* _Work to be completed_:
Go through the material and write it all out exactly, minus the pictures.

* _Data entries_:
+ + + + + + +
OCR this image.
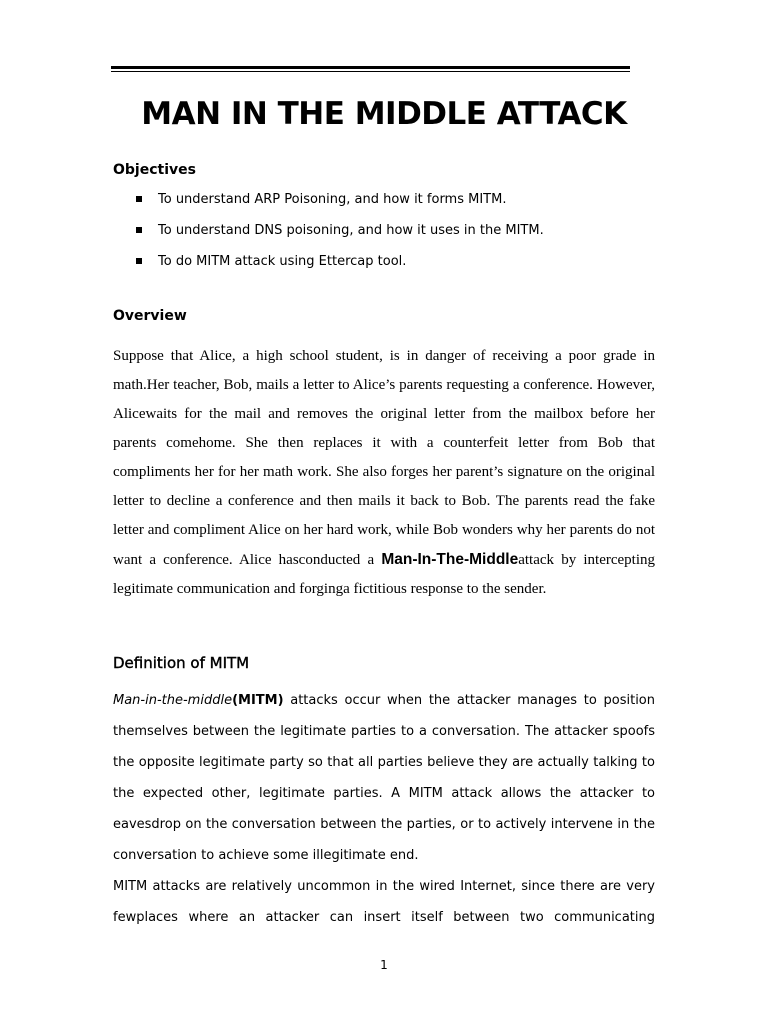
MAN IN THE MIDDLE ATTACK
Objectives
To understand ARP Poisoning, and how it forms MITM.
To understand DNS poisoning, and how it uses in the MITM.
To do MITM attack using Ettercap tool.
Overview
Suppose that Alice, a high school student, is in danger of receiving a poor grade in math.Her teacher, Bob, mails a letter to Alice’s parents requesting a conference. However, Alicewaits for the mail and removes the original letter from the mailbox before her parents comehome. She then replaces it with a counterfeit letter from Bob that compliments her for her math work. She also forges her parent’s signature on the original letter to decline a conference and then mails it back to Bob. The parents read the fake letter and compliment Alice on her hard work, while Bob wonders why her parents do not want a conference. Alice hasconducted a Man-In-The-Middleattack by intercepting legitimate communication and forginga fictitious response to the sender.
Definition of MITM
Man-in-the-middle(MITM) attacks occur when the attacker manages to position themselves between the legitimate parties to a conversation. The attacker spoofs the opposite legitimate party so that all parties believe they are actually talking to the expected other, legitimate parties. A MITM attack allows the attacker to eavesdrop on the conversation between the parties, or to actively intervene in the conversation to achieve some illegitimate end.
MITM attacks are relatively uncommon in the wired Internet, since there are very fewplaces where an attacker can insert itself between two communicating
1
+ + + + + + +
* _The solution_:
OCR this image.
MAN IN THE MIDDLE ATTACK
Objectives
To understand ARP Poisoning, and how it forms MITM.
To understand DNS poisoning, and how it uses in the MITM.
To do MITM attack using Ettercap tool.
Overview
Suppose that Alice, a high school student, is in danger of receiving a poor grade in math.Her teacher, Bob, mails a letter to Alice’s parents requesting a conference. However, Alicewaits for the mail and removes the original letter from the mailbox before her parents comehome. She then replaces it with a counterfeit letter from Bob that compliments her for her math work. She also forges her parent’s signature on the original letter to decline a conference and then mails it back to Bob. The parents read the fake letter and compliment Alice on her hard work, while Bob wonders why her parents do not want a conference. Alice hasconducted a Man-In-The-Middleattack by intercepting legitimate communication and forginga fictitious response to the sender.
Definition of MITM
Man-in-the-middle(MITM) attacks occur when the attacker manages to position themselves between the legitimate parties to a conversation. The attacker spoofs the opposite legitimate party so that all parties believe they are actually talking to the expected other, legitimate parties. A MITM attack allows the attacker to eavesdrop on the conversation between the parties, or to actively intervene in the conversation to achieve some illegitimate end.
MITM attacks are relatively uncommon in the wired Internet, since there are very fewplaces where an attacker can insert itself between two communicating
1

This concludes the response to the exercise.